* _SHORT PROBLEM_
Collect each line of the entries that holds the string "type".

(Stored records)
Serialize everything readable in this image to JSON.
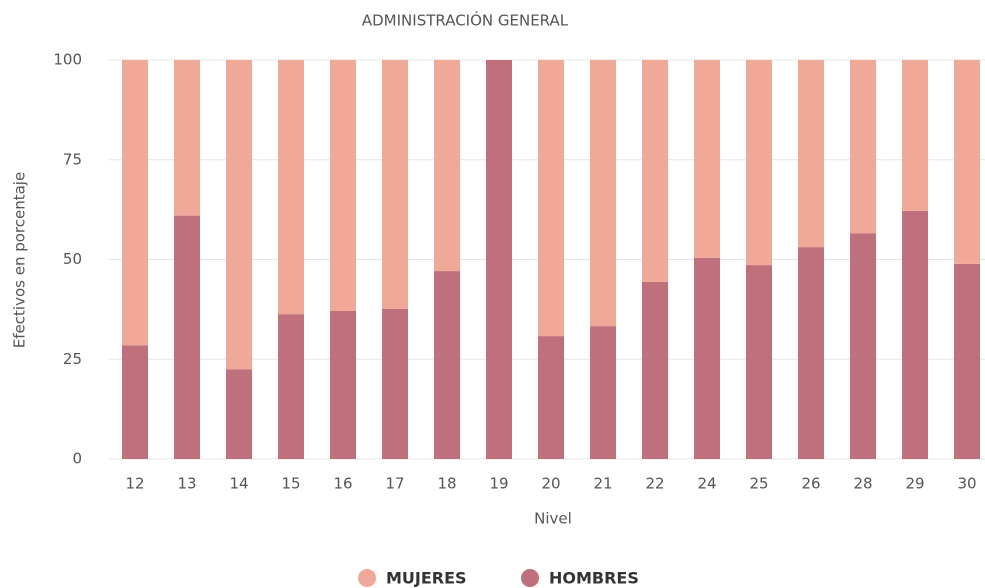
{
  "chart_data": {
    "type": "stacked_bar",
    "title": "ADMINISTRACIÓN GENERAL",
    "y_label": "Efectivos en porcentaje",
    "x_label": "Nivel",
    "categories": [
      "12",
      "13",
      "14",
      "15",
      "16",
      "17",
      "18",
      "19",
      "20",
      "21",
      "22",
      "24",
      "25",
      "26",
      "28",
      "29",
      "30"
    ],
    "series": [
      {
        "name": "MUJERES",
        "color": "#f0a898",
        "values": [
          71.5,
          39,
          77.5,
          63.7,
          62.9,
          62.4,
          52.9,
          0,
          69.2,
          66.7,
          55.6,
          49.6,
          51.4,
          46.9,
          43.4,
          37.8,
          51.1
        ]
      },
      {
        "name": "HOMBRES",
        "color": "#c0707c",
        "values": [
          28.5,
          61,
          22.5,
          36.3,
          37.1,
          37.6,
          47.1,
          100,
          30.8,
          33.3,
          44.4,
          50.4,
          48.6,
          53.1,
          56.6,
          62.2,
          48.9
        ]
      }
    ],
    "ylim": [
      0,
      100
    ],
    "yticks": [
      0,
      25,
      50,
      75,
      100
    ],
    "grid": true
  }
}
* * *
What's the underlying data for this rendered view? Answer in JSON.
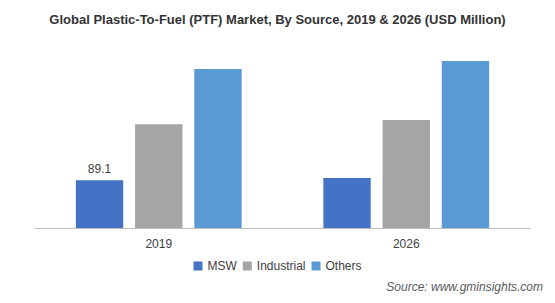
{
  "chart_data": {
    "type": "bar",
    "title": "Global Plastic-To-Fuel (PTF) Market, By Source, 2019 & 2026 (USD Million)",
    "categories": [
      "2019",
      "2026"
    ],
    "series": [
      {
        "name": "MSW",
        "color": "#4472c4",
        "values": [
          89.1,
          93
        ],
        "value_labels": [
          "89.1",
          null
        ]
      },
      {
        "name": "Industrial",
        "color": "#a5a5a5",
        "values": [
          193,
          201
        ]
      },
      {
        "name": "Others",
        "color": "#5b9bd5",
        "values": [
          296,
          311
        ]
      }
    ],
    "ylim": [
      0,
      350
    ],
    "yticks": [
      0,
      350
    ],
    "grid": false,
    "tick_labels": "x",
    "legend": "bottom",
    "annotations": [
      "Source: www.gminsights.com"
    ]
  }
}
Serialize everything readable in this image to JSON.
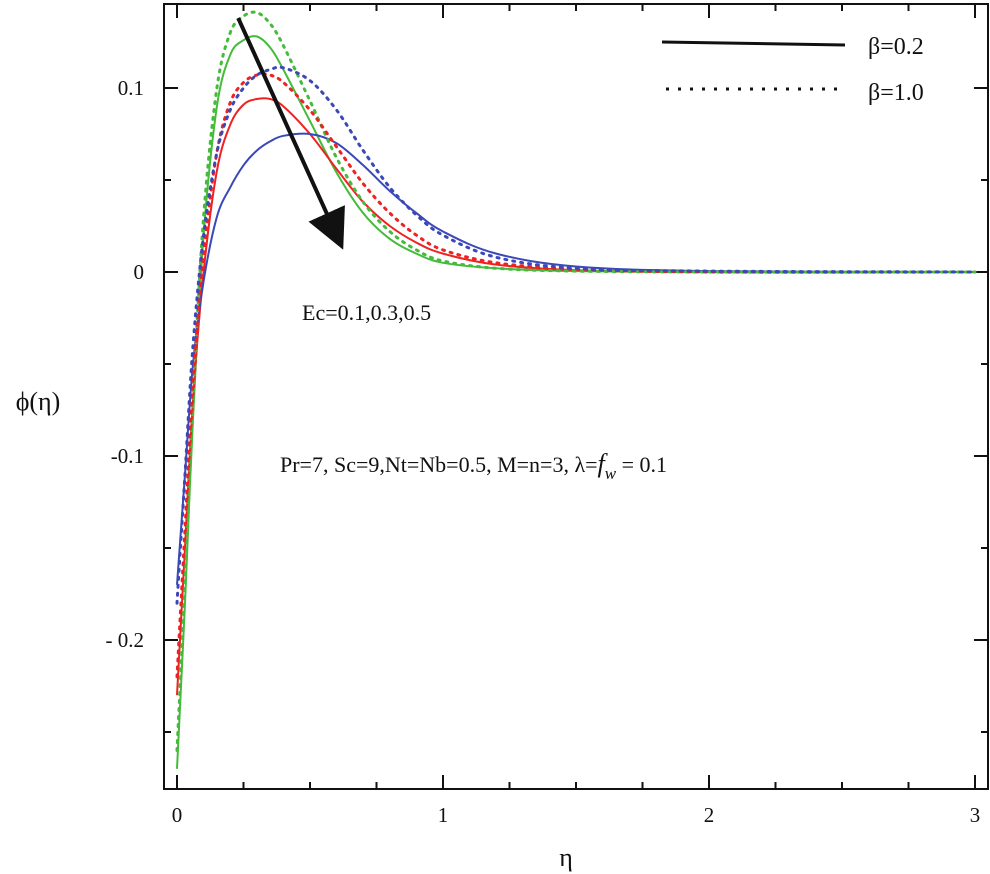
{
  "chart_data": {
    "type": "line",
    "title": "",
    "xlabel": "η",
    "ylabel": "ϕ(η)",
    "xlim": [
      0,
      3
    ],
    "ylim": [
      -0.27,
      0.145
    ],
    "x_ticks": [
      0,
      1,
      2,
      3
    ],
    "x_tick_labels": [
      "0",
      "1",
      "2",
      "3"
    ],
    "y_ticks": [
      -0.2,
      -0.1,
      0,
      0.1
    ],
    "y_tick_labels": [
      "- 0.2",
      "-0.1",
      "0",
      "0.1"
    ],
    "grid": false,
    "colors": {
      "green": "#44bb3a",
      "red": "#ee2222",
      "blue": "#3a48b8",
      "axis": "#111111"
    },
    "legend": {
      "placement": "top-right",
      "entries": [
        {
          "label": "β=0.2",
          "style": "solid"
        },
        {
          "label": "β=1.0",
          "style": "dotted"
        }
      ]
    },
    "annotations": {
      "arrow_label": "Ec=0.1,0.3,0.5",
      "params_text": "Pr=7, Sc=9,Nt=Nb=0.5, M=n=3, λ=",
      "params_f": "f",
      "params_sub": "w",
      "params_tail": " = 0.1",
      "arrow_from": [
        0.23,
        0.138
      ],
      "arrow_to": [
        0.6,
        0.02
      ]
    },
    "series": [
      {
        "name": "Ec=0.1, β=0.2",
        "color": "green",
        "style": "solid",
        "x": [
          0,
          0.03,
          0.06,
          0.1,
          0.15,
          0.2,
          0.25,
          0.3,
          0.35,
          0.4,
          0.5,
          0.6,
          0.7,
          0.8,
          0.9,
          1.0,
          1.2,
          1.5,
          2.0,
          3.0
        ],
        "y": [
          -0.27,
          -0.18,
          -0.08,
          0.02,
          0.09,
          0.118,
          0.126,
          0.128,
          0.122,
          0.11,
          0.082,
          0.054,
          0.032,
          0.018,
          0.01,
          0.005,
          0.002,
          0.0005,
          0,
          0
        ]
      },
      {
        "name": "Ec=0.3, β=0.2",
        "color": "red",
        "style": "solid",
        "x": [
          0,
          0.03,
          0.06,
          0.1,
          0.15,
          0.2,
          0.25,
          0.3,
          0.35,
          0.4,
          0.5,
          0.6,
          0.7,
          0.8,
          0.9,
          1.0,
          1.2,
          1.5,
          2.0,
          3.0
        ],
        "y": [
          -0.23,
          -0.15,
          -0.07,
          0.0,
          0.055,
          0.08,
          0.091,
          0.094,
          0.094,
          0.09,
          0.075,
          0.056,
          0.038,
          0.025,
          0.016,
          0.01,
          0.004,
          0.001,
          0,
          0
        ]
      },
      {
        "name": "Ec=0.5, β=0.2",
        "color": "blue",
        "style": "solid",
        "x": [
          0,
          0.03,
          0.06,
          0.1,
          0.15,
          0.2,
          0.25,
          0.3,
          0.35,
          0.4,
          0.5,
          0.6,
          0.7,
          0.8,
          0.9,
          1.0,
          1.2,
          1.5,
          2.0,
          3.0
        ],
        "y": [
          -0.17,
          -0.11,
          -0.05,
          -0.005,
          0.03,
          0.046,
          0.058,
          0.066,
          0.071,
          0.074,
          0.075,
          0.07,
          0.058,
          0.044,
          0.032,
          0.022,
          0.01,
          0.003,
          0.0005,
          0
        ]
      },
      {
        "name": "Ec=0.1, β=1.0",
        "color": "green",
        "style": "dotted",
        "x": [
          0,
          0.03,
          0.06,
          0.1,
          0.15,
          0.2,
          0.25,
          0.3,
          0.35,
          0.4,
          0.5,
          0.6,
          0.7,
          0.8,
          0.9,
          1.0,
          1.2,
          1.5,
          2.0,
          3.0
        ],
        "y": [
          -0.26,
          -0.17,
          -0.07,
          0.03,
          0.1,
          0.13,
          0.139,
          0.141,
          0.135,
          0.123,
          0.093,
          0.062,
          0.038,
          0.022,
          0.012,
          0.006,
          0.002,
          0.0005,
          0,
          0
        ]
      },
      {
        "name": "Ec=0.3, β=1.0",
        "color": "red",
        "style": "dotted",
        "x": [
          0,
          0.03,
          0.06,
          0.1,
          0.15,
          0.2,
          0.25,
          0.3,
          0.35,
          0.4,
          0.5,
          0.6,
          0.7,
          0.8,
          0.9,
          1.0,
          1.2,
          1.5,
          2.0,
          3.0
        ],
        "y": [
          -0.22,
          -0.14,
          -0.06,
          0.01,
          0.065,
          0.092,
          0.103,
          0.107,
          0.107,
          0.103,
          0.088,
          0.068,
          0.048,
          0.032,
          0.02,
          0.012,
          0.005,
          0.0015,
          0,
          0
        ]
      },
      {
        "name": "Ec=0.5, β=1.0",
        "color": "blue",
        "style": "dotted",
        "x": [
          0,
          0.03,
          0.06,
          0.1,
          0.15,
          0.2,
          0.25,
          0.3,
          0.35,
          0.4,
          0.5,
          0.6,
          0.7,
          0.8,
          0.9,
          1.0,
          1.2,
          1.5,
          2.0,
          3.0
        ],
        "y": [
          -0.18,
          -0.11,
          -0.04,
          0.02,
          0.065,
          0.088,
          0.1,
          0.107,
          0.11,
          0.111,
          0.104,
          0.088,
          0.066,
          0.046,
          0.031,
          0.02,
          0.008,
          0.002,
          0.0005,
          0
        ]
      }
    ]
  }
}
* * *
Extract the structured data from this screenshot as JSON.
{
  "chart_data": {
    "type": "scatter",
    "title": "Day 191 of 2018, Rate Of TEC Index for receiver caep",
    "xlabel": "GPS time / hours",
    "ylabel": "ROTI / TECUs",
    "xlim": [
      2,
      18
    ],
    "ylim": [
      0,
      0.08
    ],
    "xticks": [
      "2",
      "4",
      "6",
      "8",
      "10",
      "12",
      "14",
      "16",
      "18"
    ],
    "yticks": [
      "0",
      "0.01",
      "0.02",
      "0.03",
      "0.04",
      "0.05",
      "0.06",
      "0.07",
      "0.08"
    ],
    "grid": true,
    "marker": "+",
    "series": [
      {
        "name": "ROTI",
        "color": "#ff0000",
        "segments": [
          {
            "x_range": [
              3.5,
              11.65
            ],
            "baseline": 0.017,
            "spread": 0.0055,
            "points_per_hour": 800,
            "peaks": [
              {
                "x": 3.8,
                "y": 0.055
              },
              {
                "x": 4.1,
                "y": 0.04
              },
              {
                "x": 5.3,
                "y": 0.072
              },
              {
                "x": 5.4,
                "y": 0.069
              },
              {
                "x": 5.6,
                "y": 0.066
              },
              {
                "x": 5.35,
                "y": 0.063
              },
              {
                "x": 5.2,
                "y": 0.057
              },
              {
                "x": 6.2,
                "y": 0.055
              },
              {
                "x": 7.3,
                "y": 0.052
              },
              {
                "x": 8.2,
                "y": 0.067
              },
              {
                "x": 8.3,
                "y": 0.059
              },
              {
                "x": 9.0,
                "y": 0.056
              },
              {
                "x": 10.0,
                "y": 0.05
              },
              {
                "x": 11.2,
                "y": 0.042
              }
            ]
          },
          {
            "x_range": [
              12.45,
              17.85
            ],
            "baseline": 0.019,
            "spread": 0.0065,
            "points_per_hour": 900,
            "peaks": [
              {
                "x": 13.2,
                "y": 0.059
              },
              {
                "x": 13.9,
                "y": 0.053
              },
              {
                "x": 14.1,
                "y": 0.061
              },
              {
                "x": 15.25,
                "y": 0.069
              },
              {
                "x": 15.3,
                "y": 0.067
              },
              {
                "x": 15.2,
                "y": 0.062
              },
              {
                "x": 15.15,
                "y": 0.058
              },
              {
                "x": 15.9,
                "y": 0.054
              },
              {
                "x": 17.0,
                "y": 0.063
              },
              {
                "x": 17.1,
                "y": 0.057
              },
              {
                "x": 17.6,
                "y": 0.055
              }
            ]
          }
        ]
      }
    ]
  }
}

* _EXERCISE OUTPUT_
    "type": "stacked_bar",
    "type": "bar",
    "type": "line",
    "type": "scatter",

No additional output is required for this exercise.